***** TASK DATA
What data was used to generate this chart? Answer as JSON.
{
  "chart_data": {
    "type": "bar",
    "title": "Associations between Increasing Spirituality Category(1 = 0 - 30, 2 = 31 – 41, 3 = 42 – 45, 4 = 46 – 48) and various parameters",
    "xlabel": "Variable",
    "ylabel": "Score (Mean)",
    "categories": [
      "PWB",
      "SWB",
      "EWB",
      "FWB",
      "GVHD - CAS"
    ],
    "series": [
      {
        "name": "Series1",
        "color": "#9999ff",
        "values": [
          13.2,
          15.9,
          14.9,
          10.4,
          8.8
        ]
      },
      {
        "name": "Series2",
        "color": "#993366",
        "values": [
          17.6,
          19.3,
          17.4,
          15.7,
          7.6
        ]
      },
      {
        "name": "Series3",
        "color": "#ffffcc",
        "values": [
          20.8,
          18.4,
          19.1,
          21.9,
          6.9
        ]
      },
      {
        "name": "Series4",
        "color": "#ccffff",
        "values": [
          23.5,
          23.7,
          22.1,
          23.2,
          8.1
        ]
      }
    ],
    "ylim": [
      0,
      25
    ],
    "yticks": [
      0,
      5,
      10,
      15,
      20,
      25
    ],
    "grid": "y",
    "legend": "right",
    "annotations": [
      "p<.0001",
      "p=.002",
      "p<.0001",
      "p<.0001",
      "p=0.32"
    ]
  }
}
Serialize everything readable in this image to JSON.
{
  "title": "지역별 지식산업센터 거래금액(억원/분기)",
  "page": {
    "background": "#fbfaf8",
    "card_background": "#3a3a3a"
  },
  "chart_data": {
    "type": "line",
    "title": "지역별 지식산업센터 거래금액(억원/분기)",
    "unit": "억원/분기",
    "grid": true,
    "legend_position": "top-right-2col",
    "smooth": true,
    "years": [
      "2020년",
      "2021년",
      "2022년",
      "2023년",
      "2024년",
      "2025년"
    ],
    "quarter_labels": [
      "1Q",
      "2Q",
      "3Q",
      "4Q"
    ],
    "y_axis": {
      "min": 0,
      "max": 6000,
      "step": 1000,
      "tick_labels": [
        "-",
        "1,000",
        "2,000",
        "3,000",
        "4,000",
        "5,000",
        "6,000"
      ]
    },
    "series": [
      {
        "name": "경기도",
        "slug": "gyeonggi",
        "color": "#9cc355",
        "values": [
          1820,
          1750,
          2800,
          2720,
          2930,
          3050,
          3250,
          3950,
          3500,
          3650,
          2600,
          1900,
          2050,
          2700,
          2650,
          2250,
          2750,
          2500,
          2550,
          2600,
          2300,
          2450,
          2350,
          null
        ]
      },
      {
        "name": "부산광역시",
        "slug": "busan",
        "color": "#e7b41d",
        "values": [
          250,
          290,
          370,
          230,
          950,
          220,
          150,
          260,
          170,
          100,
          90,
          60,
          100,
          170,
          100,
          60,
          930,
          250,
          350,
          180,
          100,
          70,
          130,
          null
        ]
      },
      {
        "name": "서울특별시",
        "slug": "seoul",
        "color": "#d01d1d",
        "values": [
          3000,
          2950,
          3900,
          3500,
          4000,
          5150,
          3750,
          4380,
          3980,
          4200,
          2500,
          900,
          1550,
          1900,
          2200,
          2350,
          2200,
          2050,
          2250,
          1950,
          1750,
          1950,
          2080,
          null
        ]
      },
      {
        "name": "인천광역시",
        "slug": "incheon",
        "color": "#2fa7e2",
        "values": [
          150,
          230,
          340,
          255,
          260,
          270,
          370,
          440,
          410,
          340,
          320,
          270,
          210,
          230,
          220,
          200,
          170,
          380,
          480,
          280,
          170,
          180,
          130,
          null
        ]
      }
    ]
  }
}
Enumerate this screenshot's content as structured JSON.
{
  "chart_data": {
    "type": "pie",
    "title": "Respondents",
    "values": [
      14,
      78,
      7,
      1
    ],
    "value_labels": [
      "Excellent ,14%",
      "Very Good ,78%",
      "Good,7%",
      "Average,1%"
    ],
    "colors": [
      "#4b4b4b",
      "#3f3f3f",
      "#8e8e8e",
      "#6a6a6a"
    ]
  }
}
**********
#### AIM OF THE EXERCISE:
Extract the entries above verbatim.

#### RESULT FOR THIS TASK:
What data was used to generate this chart? Answer as JSON.
{
  "chart_data": {
    "type": "bar",
    "title": "Associations between Increasing Spirituality Category(1 = 0 - 30, 2 = 31 – 41, 3 = 42 – 45, 4 = 46 – 48) and various parameters",
    "xlabel": "Variable",
    "ylabel": "Score (Mean)",
    "categories": [
      "PWB",
      "SWB",
      "EWB",
      "FWB",
      "GVHD - CAS"
    ],
    "series": [
      {
        "name": "Series1",
        "color": "#9999ff",
        "values": [
          13.2,
          15.9,
          14.9,
          10.4,
          8.8
        ]
      },
      {
        "name": "Series2",
        "color": "#993366",
        "values": [
          17.6,
          19.3,
          17.4,
          15.7,
          7.6
        ]
      },
      {
        "name": "Series3",
        "color": "#ffffcc",
        "values": [
          20.8,
          18.4,
          19.1,
          21.9,
          6.9
        ]
      },
      {
        "name": "Series4",
        "color": "#ccffff",
        "values": [
          23.5,
          23.7,
          22.1,
          23.2,
          8.1
        ]
      }
    ],
    "ylim": [
      0,
      25
    ],
    "yticks": [
      0,
      5,
      10,
      15,
      20,
      25
    ],
    "grid": "y",
    "legend": "right",
    "annotations": [
      "p<.0001",
      "p=.002",
      "p<.0001",
      "p<.0001",
      "p=0.32"
    ]
  }
}
Serialize everything readable in this image to JSON.
{
  "title": "지역별 지식산업센터 거래금액(억원/분기)",
  "page": {
    "background": "#fbfaf8",
    "card_background": "#3a3a3a"
  },
  "chart_data": {
    "type": "line",
    "title": "지역별 지식산업센터 거래금액(억원/분기)",
    "unit": "억원/분기",
    "grid": true,
    "legend_position": "top-right-2col",
    "smooth": true,
    "years": [
      "2020년",
      "2021년",
      "2022년",
      "2023년",
      "2024년",
      "2025년"
    ],
    "quarter_labels": [
      "1Q",
      "2Q",
      "3Q",
      "4Q"
    ],
    "y_axis": {
      "min": 0,
      "max": 6000,
      "step": 1000,
      "tick_labels": [
        "-",
        "1,000",
        "2,000",
        "3,000",
        "4,000",
        "5,000",
        "6,000"
      ]
    },
    "series": [
      {
        "name": "경기도",
        "slug": "gyeonggi",
        "color": "#9cc355",
        "values": [
          1820,
          1750,
          2800,
          2720,
          2930,
          3050,
          3250,
          3950,
          3500,
          3650,
          2600,
          1900,
          2050,
          2700,
          2650,
          2250,
          2750,
          2500,
          2550,
          2600,
          2300,
          2450,
          2350,
          null
        ]
      },
      {
        "name": "부산광역시",
        "slug": "busan",
        "color": "#e7b41d",
        "values": [
          250,
          290,
          370,
          230,
          950,
          220,
          150,
          260,
          170,
          100,
          90,
          60,
          100,
          170,
          100,
          60,
          930,
          250,
          350,
          180,
          100,
          70,
          130,
          null
        ]
      },
      {
        "name": "서울특별시",
        "slug": "seoul",
        "color": "#d01d1d",
        "values": [
          3000,
          2950,
          3900,
          3500,
          4000,
          5150,
          3750,
          4380,
          3980,
          4200,
          2500,
          900,
          1550,
          1900,
          2200,
          2350,
          2200,
          2050,
          2250,
          1950,
          1750,
          1950,
          2080,
          null
        ]
      },
      {
        "name": "인천광역시",
        "slug": "incheon",
        "color": "#2fa7e2",
        "values": [
          150,
          230,
          340,
          255,
          260,
          270,
          370,
          440,
          410,
          340,
          320,
          270,
          210,
          230,
          220,
          200,
          170,
          380,
          480,
          280,
          170,
          180,
          130,
          null
        ]
      }
    ]
  }
}
Enumerate this screenshot's content as structured JSON.
{
  "chart_data": {
    "type": "pie",
    "title": "Respondents",
    "values": [
      14,
      78,
      7,
      1
    ],
    "value_labels": [
      "Excellent ,14%",
      "Very Good ,78%",
      "Good,7%",
      "Average,1%"
    ],
    "colors": [
      "#4b4b4b",
      "#3f3f3f",
      "#8e8e8e",
      "#6a6a6a"
    ]
  }
}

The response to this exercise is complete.